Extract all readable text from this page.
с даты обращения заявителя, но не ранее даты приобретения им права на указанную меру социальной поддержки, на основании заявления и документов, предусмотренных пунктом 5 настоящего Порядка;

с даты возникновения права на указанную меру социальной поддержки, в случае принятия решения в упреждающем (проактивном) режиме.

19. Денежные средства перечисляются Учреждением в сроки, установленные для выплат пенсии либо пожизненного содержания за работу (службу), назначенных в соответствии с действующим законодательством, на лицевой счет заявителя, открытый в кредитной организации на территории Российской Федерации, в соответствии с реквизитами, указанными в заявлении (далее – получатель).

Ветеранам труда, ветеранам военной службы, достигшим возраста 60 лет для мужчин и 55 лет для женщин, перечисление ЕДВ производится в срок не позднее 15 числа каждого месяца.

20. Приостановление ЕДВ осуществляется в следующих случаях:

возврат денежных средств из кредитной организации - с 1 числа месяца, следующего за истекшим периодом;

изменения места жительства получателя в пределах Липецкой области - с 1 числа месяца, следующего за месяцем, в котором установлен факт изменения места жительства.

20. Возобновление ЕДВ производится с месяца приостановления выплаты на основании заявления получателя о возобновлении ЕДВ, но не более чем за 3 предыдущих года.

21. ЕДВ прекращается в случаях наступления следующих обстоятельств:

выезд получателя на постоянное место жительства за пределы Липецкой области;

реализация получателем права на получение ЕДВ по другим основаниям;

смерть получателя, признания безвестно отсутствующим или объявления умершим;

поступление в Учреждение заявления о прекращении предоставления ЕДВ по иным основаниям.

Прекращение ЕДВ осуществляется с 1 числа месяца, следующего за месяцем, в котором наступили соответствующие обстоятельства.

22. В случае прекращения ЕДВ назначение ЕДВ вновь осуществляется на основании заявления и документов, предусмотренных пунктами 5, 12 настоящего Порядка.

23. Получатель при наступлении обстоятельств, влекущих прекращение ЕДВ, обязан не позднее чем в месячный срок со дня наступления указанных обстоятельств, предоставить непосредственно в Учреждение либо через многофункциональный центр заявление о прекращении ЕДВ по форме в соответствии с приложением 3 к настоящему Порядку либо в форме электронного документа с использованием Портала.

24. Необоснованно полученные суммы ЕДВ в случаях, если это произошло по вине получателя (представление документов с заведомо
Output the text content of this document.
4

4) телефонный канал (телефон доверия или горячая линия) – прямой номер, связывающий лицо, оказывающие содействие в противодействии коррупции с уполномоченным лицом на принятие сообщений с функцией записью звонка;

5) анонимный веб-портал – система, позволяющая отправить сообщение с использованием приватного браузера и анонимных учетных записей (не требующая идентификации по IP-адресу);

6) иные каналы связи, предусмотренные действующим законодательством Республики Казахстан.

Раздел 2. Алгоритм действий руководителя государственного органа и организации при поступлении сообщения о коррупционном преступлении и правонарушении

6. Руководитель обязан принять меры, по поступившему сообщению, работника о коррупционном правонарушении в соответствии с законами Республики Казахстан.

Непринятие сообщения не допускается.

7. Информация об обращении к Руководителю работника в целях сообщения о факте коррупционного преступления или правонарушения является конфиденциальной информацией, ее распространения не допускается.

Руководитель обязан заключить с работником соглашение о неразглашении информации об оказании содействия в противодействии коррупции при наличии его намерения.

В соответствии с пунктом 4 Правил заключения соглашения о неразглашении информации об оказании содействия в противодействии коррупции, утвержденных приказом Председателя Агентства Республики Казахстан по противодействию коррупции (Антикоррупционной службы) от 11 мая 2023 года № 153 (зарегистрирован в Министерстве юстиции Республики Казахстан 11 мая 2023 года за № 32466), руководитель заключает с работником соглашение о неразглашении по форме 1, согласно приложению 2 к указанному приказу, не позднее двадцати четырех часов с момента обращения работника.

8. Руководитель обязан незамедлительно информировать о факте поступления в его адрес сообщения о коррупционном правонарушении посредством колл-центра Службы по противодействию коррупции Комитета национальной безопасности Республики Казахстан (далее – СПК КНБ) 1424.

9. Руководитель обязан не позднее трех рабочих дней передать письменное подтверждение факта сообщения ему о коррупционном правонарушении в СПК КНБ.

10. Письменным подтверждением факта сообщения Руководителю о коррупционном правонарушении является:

== Problem requirements ==
Copy every line of the listing that contains the word "права".

== Completed task ==
с даты обращения заявителя, но не ранее даты приобретения им права на указанную меру социальной поддержки, на основании заявления и документов, предусмотренных пунктом 5 настоящего Порядка;
с даты возникновения права на указанную меру социальной поддержки, в случае принятия решения в упреждающем (проактивном) режиме.
реализация получателем права на получение ЕДВ по другим основаниям;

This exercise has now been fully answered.